* begin Materials provided *

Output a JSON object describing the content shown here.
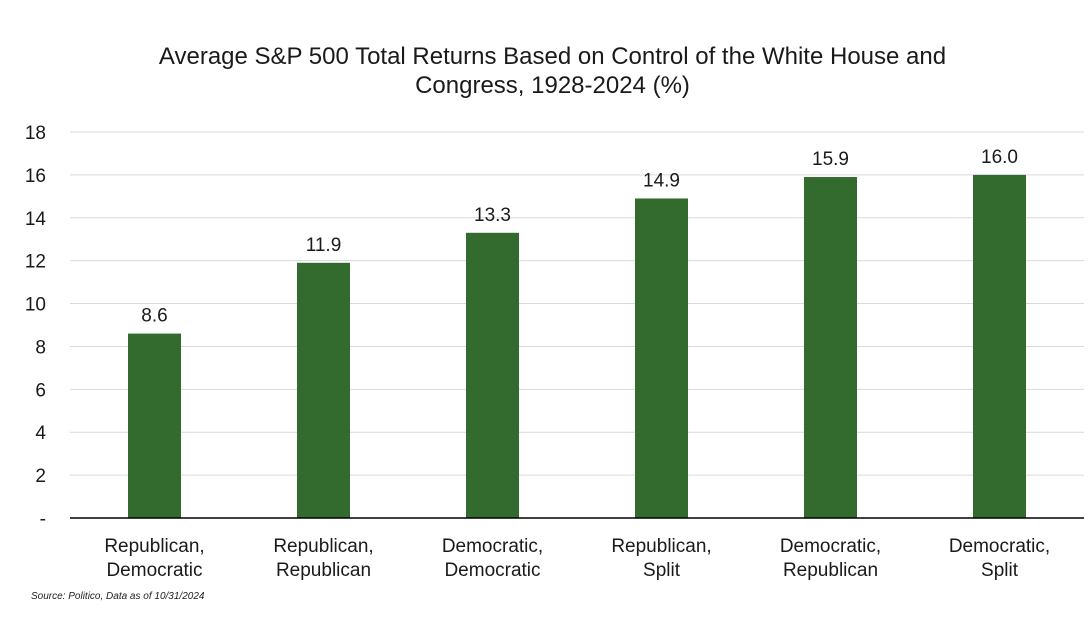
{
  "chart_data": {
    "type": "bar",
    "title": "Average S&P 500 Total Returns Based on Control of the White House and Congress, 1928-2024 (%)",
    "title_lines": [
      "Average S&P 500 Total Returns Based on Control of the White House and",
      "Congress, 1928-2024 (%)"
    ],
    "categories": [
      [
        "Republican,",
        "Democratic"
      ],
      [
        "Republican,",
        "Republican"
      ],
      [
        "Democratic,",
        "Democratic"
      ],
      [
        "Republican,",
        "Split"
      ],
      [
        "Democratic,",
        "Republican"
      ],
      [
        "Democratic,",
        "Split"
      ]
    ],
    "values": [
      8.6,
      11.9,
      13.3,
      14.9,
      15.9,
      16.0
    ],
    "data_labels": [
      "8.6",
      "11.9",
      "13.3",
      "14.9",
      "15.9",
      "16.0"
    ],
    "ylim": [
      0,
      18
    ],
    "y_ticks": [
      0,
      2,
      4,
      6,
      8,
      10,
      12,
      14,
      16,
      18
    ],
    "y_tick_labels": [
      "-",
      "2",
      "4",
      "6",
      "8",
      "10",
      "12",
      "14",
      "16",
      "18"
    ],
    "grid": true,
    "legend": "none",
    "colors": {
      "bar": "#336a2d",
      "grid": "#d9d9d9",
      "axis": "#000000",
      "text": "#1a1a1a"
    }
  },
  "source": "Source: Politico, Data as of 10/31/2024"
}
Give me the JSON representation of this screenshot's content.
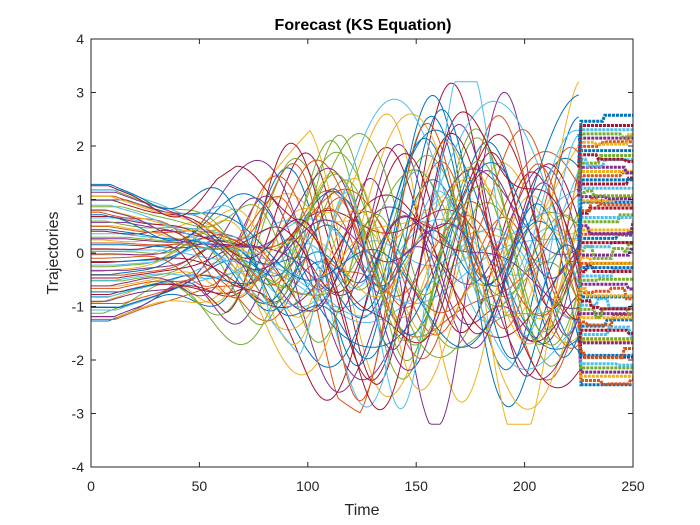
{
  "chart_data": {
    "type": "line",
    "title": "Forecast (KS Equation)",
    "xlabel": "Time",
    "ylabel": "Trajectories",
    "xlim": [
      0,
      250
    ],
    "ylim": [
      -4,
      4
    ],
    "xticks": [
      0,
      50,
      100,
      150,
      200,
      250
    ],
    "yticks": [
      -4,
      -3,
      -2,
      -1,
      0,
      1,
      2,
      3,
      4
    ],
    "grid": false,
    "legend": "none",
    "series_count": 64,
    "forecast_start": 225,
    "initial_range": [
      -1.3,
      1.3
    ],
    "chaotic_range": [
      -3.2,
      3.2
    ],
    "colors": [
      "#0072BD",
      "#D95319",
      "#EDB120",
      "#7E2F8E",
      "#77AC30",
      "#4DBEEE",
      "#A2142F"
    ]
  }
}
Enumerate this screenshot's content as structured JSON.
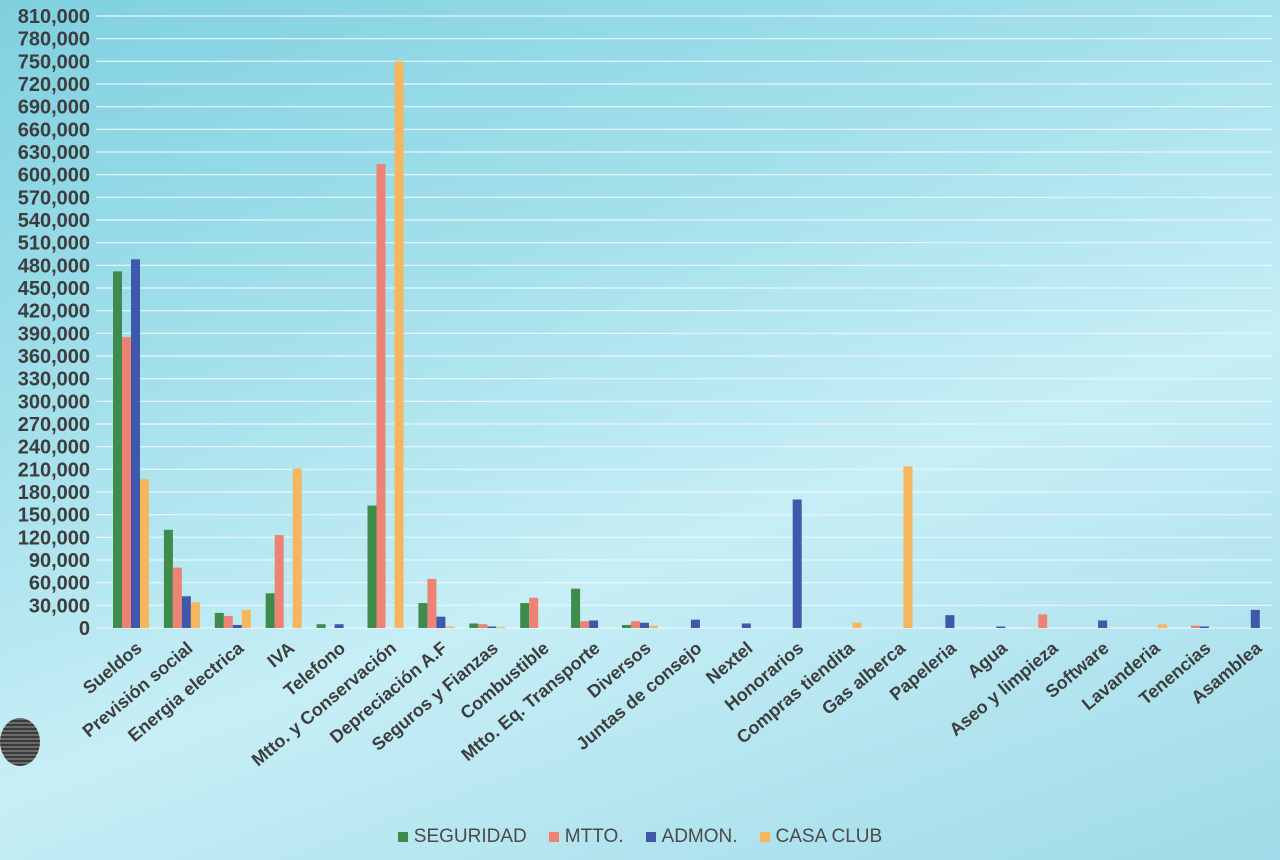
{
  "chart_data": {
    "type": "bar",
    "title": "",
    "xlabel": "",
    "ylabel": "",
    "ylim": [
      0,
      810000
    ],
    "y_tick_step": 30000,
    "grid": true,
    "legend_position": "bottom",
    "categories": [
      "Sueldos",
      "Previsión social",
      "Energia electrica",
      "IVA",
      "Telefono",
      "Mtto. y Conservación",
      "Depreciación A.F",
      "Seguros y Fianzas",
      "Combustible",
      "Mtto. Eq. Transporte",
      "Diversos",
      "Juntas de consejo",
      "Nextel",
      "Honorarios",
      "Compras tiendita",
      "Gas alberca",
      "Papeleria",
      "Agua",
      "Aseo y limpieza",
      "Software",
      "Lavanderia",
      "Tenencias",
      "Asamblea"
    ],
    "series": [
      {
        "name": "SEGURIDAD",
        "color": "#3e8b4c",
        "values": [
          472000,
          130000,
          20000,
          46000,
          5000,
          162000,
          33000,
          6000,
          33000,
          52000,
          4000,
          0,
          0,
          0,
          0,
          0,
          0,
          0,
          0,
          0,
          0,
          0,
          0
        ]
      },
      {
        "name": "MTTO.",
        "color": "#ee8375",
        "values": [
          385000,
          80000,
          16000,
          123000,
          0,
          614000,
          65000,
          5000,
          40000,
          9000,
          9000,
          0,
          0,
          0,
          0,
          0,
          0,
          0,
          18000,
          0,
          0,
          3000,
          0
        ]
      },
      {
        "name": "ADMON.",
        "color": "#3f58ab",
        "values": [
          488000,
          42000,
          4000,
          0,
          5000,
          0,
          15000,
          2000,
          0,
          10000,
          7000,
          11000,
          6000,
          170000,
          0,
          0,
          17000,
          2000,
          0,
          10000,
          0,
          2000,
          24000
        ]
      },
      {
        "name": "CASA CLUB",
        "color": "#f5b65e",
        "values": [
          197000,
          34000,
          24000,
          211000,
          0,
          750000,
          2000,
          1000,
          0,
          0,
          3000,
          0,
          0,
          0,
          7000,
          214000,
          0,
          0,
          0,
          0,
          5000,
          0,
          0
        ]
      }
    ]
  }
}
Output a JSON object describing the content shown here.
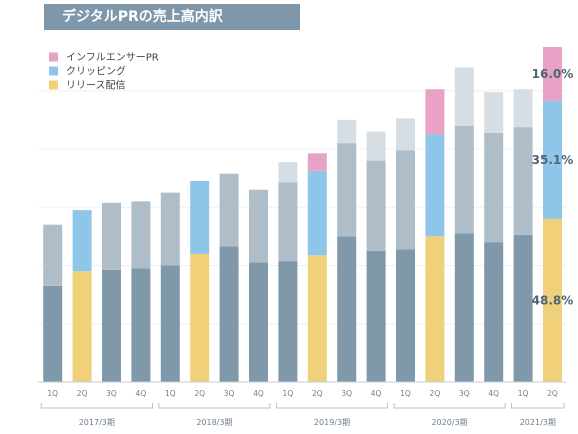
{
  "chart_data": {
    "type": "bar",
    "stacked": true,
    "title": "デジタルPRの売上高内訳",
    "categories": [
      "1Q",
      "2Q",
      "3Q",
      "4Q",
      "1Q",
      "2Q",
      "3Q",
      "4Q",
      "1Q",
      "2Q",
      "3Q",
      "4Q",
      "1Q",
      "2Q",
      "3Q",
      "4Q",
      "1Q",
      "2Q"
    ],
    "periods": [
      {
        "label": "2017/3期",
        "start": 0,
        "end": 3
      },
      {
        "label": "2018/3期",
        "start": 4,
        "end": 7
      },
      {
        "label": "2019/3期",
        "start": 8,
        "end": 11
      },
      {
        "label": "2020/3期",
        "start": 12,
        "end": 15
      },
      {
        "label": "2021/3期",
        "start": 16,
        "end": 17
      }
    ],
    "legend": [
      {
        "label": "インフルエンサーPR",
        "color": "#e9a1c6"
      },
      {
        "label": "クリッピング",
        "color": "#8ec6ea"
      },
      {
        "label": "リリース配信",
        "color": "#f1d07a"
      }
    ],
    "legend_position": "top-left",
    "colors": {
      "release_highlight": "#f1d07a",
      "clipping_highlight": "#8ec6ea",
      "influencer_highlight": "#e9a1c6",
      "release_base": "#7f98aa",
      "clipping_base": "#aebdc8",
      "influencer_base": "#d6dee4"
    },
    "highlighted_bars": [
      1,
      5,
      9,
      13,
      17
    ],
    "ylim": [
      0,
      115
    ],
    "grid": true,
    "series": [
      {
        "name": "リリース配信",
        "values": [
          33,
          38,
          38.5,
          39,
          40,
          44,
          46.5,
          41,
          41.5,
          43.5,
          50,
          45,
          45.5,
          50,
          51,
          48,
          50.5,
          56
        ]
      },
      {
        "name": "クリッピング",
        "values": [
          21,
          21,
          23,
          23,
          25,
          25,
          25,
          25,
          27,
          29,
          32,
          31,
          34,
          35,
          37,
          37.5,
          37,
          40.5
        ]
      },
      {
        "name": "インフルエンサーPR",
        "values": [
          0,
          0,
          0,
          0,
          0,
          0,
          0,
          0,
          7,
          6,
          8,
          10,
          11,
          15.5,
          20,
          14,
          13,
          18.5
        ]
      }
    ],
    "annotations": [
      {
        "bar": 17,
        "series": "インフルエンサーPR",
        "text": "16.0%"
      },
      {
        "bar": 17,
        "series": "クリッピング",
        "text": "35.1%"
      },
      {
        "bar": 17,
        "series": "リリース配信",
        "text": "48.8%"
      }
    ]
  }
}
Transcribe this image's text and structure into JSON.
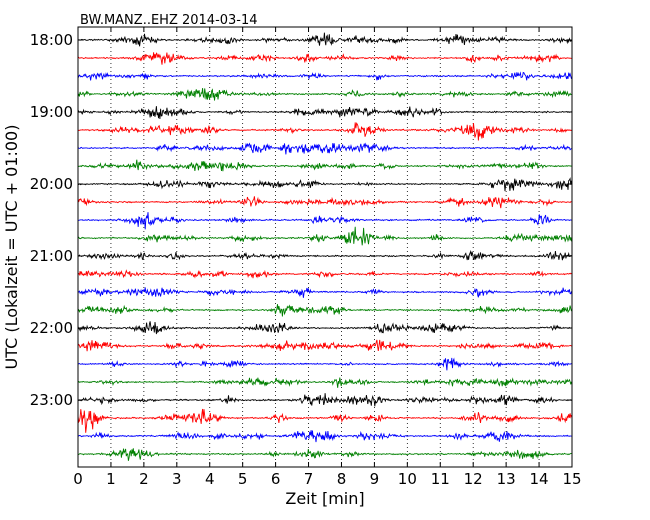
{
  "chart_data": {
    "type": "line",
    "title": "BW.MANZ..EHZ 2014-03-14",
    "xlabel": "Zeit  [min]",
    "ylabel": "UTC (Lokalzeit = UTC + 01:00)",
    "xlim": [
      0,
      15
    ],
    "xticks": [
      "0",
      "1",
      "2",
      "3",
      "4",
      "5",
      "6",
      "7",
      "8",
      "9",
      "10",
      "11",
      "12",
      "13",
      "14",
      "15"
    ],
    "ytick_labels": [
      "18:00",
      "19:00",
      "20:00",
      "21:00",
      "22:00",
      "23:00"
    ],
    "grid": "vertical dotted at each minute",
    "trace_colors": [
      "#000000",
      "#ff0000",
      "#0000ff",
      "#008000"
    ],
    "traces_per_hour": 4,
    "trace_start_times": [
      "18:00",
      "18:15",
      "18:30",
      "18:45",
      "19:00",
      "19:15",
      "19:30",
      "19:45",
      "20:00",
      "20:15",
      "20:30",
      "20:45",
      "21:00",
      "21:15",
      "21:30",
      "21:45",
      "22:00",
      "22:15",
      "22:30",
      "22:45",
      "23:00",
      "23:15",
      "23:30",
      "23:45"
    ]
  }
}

* end Materials provided *

§ Goal:
Of the lines in the listing above, how many hold the string "Control"? Reply with the number only.

§ Answer to this exercise:
2